What to do. Each line below must be set down exactly; omit any image you find.

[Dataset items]
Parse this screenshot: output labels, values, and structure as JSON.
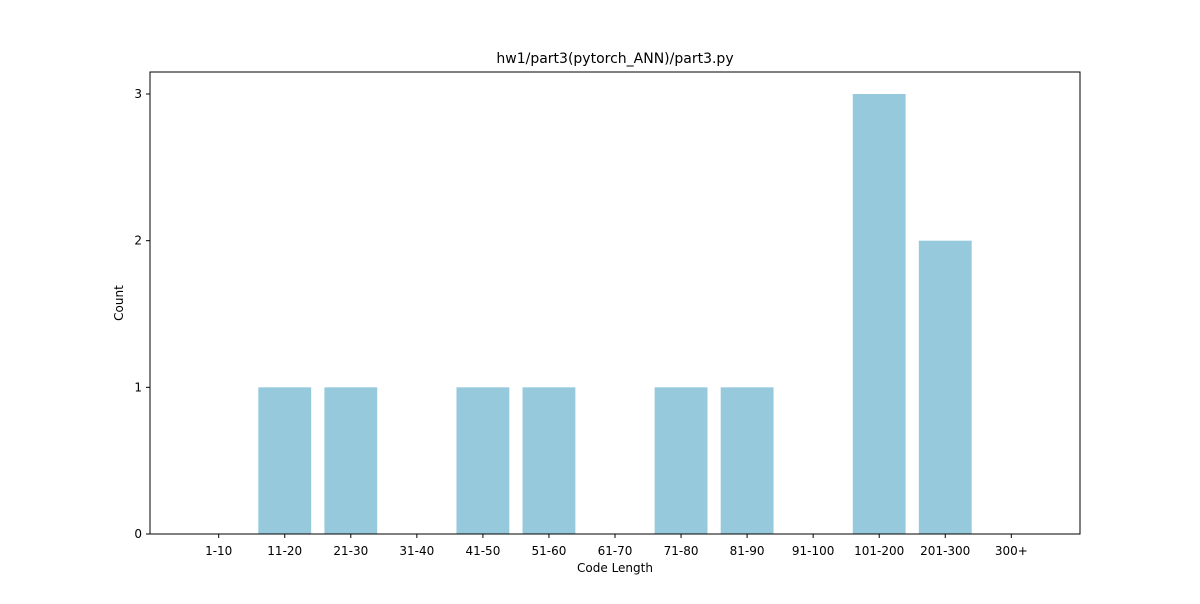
{
  "chart_data": {
    "type": "bar",
    "title": "hw1/part3(pytorch_ANN)/part3.py",
    "xlabel": "Code Length",
    "ylabel": "Count",
    "categories": [
      "1-10",
      "11-20",
      "21-30",
      "31-40",
      "41-50",
      "51-60",
      "61-70",
      "71-80",
      "81-90",
      "91-100",
      "101-200",
      "201-300",
      "300+"
    ],
    "values": [
      0,
      1,
      1,
      0,
      1,
      1,
      0,
      1,
      1,
      0,
      3,
      2,
      0
    ],
    "yticks": [
      0,
      1,
      2,
      3
    ],
    "ylim": [
      0,
      3.15
    ],
    "bar_color": "#96c9dc",
    "grid": false,
    "legend": "none"
  }
}
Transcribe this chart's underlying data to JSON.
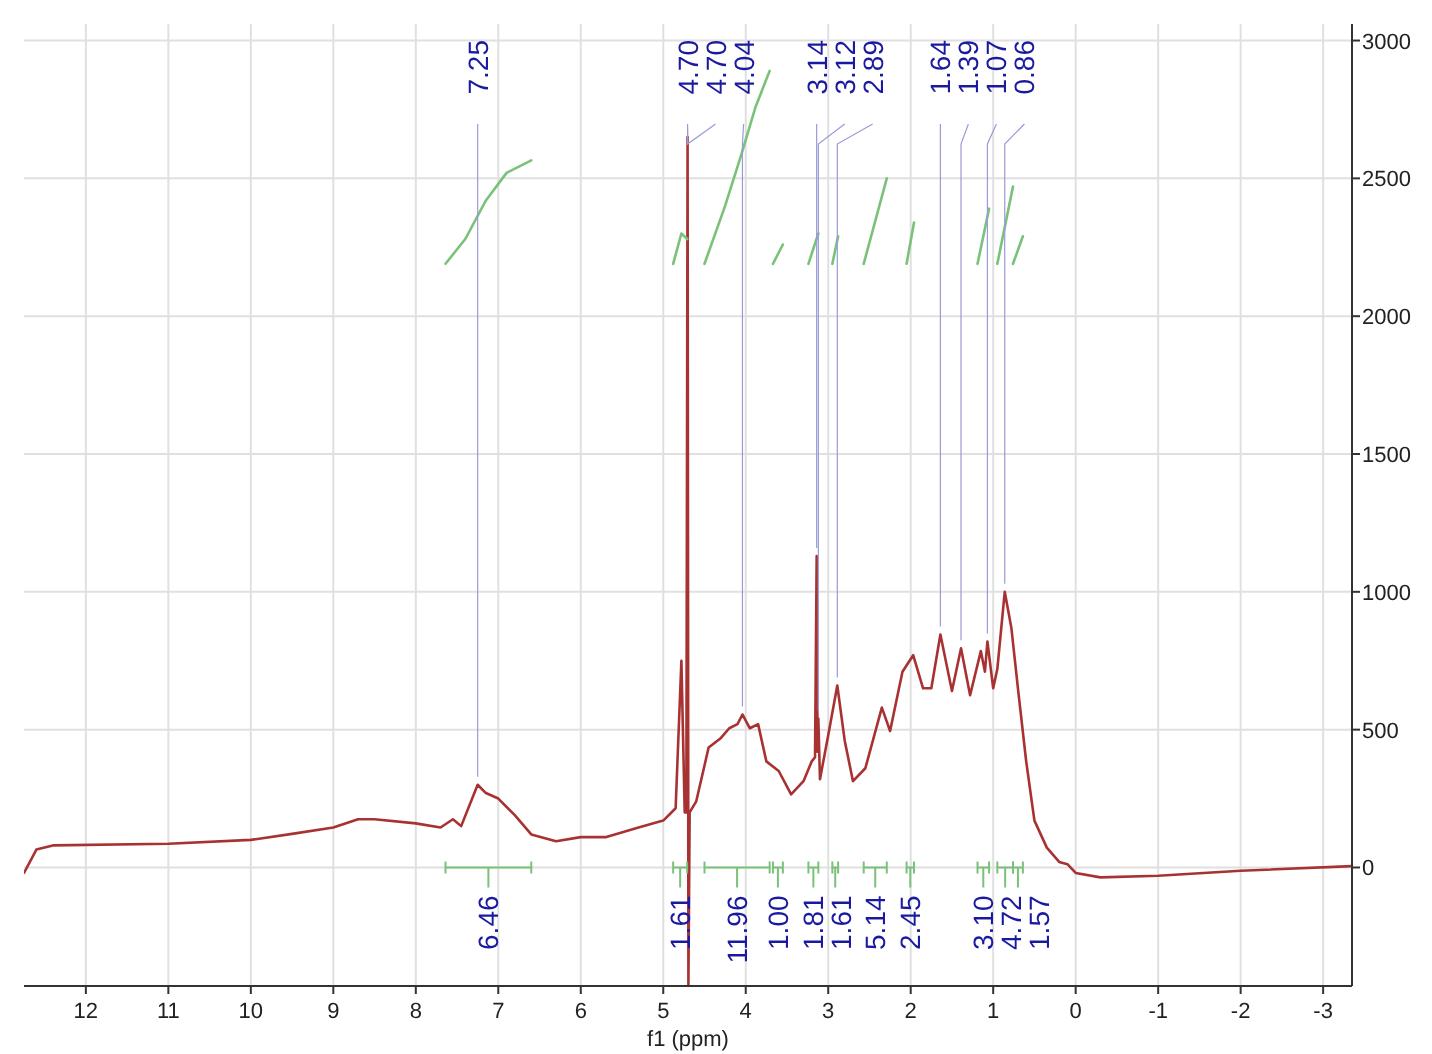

Result of this task.
Parse this screenshot: output labels, values, and structure as JSON.
{
  "chart_data": {
    "type": "bar",
    "title": "hw1/part3(pytorch_ANN)/part3.py",
    "xlabel": "Code Length",
    "ylabel": "Count",
    "categories": [
      "1-10",
      "11-20",
      "21-30",
      "31-40",
      "41-50",
      "51-60",
      "61-70",
      "71-80",
      "81-90",
      "91-100",
      "101-200",
      "201-300",
      "300+"
    ],
    "values": [
      0,
      1,
      1,
      0,
      1,
      1,
      0,
      1,
      1,
      0,
      3,
      2,
      0
    ],
    "yticks": [
      0,
      1,
      2,
      3
    ],
    "ylim": [
      0,
      3.15
    ],
    "bar_color": "#96c9dc",
    "grid": false,
    "legend": "none"
  }
}
Transcribe this chart's underlying data to JSON.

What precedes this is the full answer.